[Dataset items]
○ ○ ○

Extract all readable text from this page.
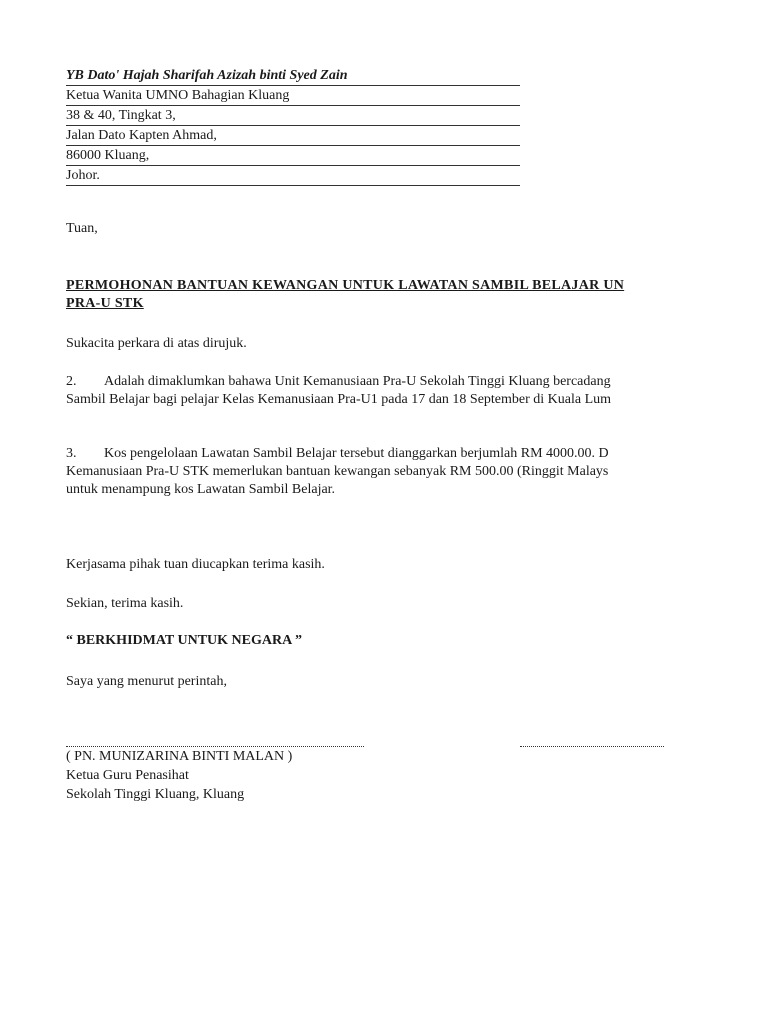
YB Dato' Hajah Sharifah Azizah binti Syed Zain
Ketua Wanita UMNO Bahagian Kluang
38 & 40, Tingkat 3,
Jalan Dato Kapten Ahmad,
86000 Kluang,
Johor.
Tuan,
PERMOHONAN BANTUAN KEWANGAN UNTUK LAWATAN SAMBIL BELAJAR UN
PRA-U STK
Sukacita perkara di atas dirujuk.
2. Adalah dimaklumkan bahawa Unit Kemanusiaan Pra-U Sekolah Tinggi Kluang bercadang
Sambil Belajar bagi pelajar Kelas Kemanusiaan Pra-U1 pada 17 dan 18 September di Kuala Lum
3. Kos pengelolaan Lawatan Sambil Belajar tersebut dianggarkan berjumlah RM 4000.00. D
Kemanusiaan Pra-U STK memerlukan bantuan kewangan sebanyak RM 500.00 (Ringgit Malays
untuk menampung kos Lawatan Sambil Belajar.
Kerjasama pihak tuan diucapkan terima kasih.
Sekian, terima kasih.
“ BERKHIDMAT UNTUK NEGARA ”
Saya yang menurut perintah,
( PN. MUNIZARINA BINTI MALAN )
Ketua Guru Penasihat
Sekolah Tinggi Kluang, Kluang
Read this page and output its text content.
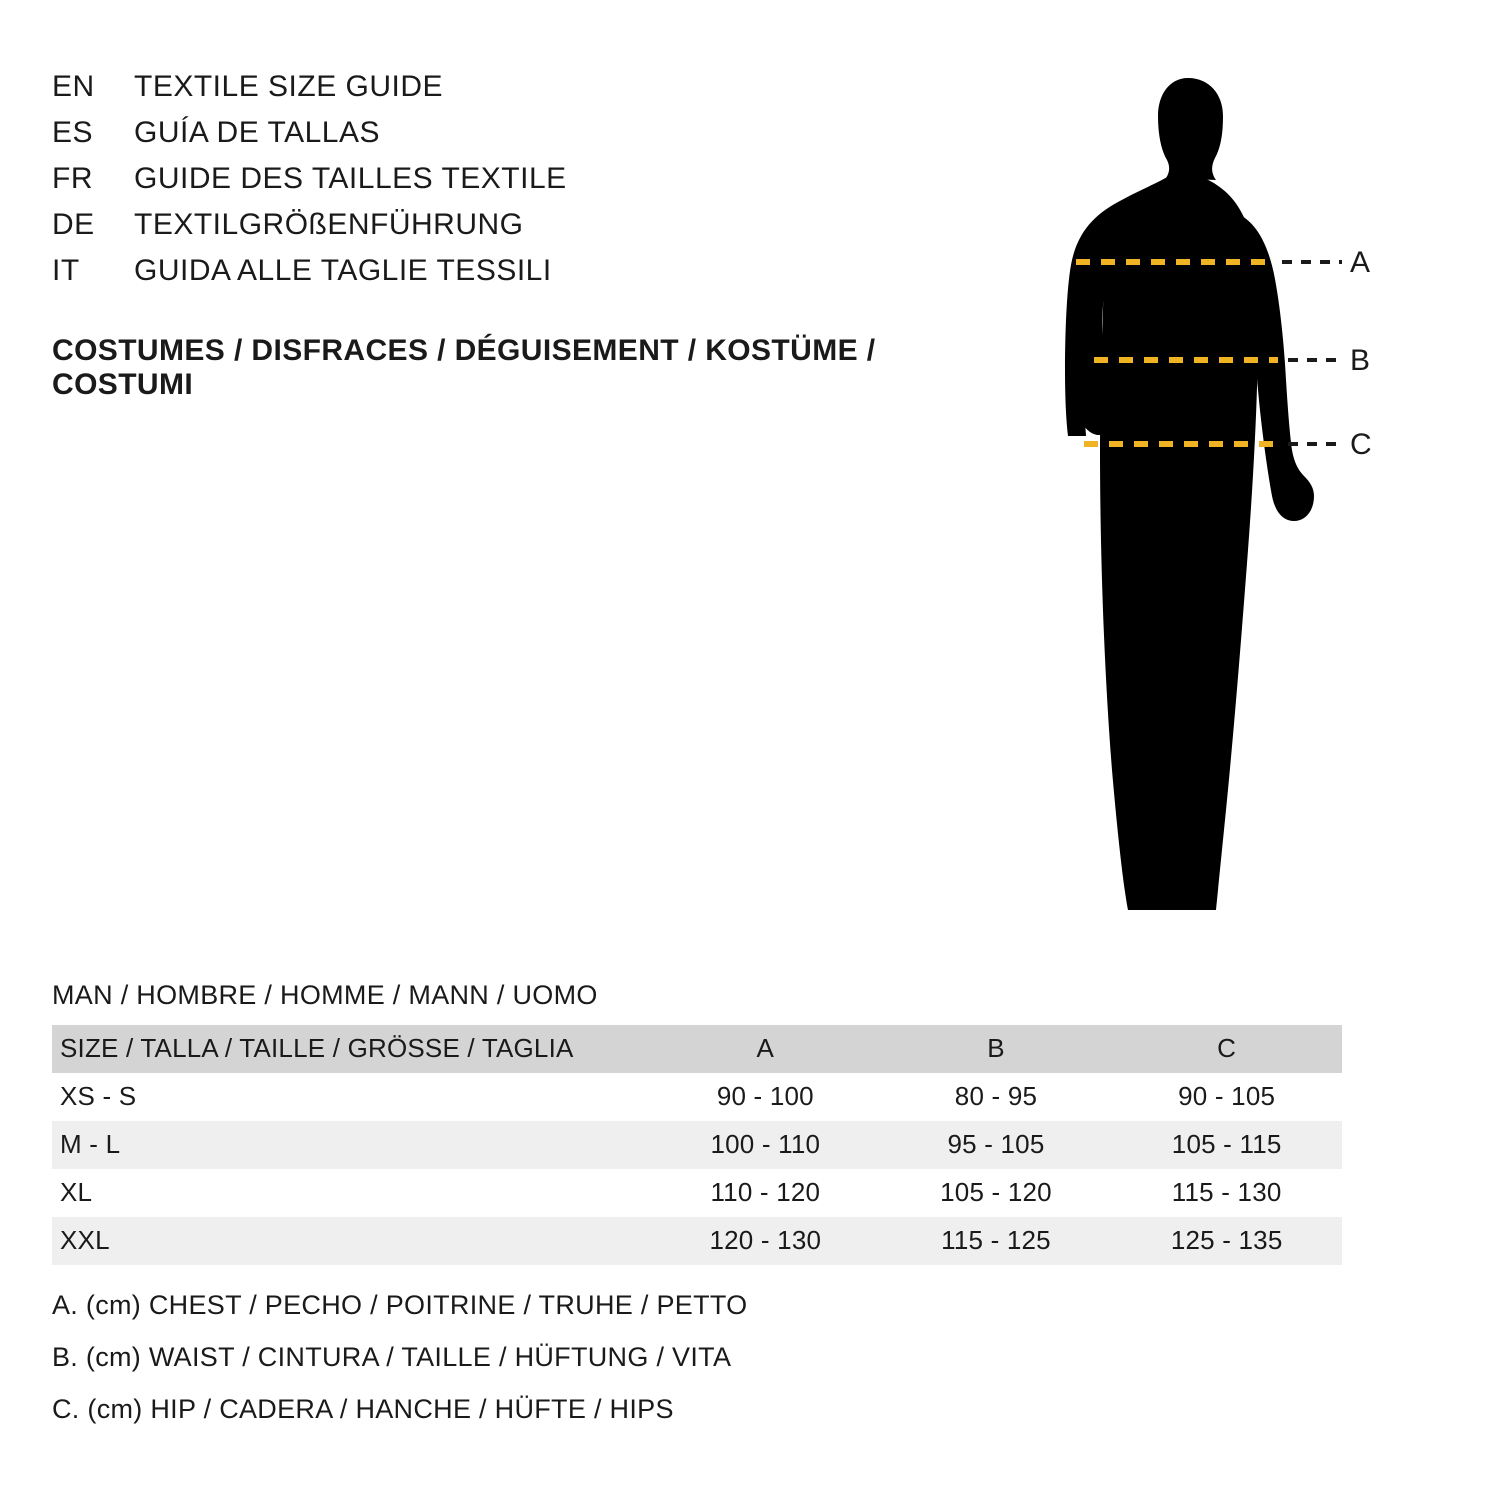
EN	TEXTILE SIZE GUIDE
ES	GUÍA DE TALLAS
FR	GUIDE DES TAILLES TEXTILE
DE	TEXTILGRÖßENFÜHRUNG
IT	GUIDA ALLE TAGLIE TESSILI
COSTUMES / DISFRACES / DÉGUISEMENT / KOSTÜME / COSTUMI
A
B
C
MAN / HOMBRE / HOMME / MANN / UOMO
SIZE / TALLA / TAILLE / GRÖSSE / TAGLIA	A	B	C
XS - S	90 - 100	80 - 95	90 - 105
M - L	100 - 110	95 - 105	105 - 115
XL	110 - 120	105 - 120	115 - 130
XXL	120 - 130	115 - 125	125 - 135
A. (cm) CHEST / PECHO / POITRINE / TRUHE / PETTO
B. (cm) WAIST / CINTURA / TAILLE / HÜFTUNG / VITA
C. (cm) HIP / CADERA / HANCHE / HÜFTE / HIPS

○ ○ ○

**Requirement:**
Make an exact copy of the data above, pictures excluded.

**Result of this task:**
Extract all readable text from this page.
YB Dato' Hajah Sharifah Azizah binti Syed Zain
Ketua Wanita UMNO Bahagian Kluang
38 & 40, Tingkat 3,
Jalan Dato Kapten Ahmad,
86000 Kluang,
Johor.
Tuan,
PERMOHONAN BANTUAN KEWANGAN UNTUK LAWATAN SAMBIL BELAJAR UN
PRA-U STK
Sukacita perkara di atas dirujuk.
2. Adalah dimaklumkan bahawa Unit Kemanusiaan Pra-U Sekolah Tinggi Kluang bercadang
Sambil Belajar bagi pelajar Kelas Kemanusiaan Pra-U1 pada 17 dan 18 September di Kuala Lum
3. Kos pengelolaan Lawatan Sambil Belajar tersebut dianggarkan berjumlah RM 4000.00. D
Kemanusiaan Pra-U STK memerlukan bantuan kewangan sebanyak RM 500.00 (Ringgit Malays
untuk menampung kos Lawatan Sambil Belajar.
Kerjasama pihak tuan diucapkan terima kasih.
Sekian, terima kasih.
“ BERKHIDMAT UNTUK NEGARA ”
Saya yang menurut perintah,
( PN. MUNIZARINA BINTI MALAN )
Ketua Guru Penasihat
Sekolah Tinggi Kluang, Kluang
Read this page and output its text content.
EN	TEXTILE SIZE GUIDE
ES	GUÍA DE TALLAS
FR	GUIDE DES TAILLES TEXTILE
DE	TEXTILGRÖßENFÜHRUNG
IT	GUIDA ALLE TAGLIE TESSILI
COSTUMES / DISFRACES / DÉGUISEMENT / KOSTÜME / COSTUMI
A
B
C
MAN / HOMBRE / HOMME / MANN / UOMO
SIZE / TALLA / TAILLE / GRÖSSE / TAGLIA	A	B	C
XS - S	90 - 100	80 - 95	90 - 105
M - L	100 - 110	95 - 105	105 - 115
XL	110 - 120	105 - 120	115 - 130
XXL	120 - 130	115 - 125	125 - 135
A. (cm) CHEST / PECHO / POITRINE / TRUHE / PETTO
B. (cm) WAIST / CINTURA / TAILLE / HÜFTUNG / VITA
C. (cm) HIP / CADERA / HANCHE / HÜFTE / HIPS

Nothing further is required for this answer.